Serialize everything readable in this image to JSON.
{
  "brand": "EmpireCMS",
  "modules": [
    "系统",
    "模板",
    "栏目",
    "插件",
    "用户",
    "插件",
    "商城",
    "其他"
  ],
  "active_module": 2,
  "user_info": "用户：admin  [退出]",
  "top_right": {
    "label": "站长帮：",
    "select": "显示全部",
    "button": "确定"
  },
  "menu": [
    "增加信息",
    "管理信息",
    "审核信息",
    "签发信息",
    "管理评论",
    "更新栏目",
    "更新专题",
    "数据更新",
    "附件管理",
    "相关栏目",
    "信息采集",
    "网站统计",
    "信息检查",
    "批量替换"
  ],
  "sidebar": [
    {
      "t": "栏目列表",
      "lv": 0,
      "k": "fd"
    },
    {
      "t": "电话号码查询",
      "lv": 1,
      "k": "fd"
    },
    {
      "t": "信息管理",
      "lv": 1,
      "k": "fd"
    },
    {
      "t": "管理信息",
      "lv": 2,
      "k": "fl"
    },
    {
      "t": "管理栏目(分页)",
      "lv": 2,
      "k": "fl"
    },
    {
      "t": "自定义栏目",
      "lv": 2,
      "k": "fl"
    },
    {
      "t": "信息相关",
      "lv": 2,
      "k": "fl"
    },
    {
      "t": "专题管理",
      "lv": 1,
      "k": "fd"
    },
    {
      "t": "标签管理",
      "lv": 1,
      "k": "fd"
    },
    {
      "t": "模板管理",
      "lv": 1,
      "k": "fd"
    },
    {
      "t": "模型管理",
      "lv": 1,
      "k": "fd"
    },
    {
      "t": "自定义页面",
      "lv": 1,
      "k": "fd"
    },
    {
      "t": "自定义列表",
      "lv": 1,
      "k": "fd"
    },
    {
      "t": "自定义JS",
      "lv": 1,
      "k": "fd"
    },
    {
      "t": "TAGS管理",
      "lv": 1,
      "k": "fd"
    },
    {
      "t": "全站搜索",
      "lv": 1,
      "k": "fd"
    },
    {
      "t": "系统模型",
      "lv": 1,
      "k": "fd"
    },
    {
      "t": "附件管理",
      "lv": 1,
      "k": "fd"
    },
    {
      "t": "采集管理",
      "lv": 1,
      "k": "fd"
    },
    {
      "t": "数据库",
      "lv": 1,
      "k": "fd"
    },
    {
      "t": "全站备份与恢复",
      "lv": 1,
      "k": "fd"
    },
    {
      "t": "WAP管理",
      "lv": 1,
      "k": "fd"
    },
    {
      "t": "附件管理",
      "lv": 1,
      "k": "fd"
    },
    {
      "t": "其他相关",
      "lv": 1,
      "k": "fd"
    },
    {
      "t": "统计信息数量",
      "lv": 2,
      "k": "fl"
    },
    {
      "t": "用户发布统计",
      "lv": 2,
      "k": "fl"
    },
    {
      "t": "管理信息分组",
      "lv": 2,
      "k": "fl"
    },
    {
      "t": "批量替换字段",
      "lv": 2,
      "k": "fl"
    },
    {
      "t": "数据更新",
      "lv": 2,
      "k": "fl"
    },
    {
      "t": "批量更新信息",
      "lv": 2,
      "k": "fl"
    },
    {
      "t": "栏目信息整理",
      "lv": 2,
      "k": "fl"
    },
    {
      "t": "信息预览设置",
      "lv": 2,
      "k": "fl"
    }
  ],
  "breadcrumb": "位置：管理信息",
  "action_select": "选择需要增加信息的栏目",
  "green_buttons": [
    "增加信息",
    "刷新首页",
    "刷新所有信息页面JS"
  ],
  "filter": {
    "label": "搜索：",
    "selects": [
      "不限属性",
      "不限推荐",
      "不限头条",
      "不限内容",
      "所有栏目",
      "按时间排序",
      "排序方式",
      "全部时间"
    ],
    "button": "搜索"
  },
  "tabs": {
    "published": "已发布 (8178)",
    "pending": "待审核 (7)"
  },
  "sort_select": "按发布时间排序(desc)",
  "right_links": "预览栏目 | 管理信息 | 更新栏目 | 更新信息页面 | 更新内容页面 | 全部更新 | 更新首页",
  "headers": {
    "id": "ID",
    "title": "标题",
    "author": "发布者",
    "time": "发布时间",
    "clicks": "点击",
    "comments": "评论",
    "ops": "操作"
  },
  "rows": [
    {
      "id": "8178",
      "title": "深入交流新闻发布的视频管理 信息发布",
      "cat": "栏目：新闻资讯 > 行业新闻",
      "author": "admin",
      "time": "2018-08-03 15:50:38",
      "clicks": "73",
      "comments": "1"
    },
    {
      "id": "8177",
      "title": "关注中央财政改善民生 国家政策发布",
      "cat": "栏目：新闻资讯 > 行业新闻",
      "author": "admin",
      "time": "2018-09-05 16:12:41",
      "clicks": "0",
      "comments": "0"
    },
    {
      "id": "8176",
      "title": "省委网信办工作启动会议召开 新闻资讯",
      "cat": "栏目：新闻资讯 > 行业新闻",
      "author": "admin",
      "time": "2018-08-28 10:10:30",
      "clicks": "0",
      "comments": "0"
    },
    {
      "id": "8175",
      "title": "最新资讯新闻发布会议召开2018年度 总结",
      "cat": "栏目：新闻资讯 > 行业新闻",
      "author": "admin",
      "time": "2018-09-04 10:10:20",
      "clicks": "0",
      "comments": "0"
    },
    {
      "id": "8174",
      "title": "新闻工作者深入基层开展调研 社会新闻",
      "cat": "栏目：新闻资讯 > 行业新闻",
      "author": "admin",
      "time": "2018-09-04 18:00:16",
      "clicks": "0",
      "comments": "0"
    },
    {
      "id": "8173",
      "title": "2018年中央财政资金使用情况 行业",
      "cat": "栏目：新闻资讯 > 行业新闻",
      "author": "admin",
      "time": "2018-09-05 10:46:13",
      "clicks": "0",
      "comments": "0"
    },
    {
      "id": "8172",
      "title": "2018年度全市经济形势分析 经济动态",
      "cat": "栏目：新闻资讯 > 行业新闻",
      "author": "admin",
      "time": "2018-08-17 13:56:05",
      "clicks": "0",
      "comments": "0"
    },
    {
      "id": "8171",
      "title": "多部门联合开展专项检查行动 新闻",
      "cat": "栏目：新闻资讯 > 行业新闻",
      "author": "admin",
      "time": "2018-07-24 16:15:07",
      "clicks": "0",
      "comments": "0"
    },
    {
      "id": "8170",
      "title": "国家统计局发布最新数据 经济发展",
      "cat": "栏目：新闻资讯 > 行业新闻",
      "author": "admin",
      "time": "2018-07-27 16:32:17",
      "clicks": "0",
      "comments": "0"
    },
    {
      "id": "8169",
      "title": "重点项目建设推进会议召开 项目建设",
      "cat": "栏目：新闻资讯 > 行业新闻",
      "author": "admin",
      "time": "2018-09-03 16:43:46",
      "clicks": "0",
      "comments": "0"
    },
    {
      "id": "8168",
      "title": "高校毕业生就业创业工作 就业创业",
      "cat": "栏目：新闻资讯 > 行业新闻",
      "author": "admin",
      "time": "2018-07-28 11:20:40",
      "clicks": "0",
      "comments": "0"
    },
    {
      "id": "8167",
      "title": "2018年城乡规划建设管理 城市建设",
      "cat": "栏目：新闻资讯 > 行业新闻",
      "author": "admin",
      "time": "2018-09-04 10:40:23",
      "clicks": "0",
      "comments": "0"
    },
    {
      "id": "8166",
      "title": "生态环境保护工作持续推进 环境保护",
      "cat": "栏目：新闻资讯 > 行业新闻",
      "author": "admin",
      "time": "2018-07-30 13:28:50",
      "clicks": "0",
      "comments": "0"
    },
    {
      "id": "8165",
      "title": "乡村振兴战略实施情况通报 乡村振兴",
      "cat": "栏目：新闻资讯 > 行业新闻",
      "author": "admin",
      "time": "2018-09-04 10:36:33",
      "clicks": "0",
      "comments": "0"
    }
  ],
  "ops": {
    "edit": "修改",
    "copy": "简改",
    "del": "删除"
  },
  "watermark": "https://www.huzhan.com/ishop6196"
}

WORK TO DO ▸ Show every line above in which the word "更新栏目" occurs.

COMPLETE RESPONSE ▸
    "更新栏目",
  "right_links": "预览栏目 | 管理信息 | 更新栏目 | 更新信息页面 | 更新内容页面 | 全部更新 | 更新首页",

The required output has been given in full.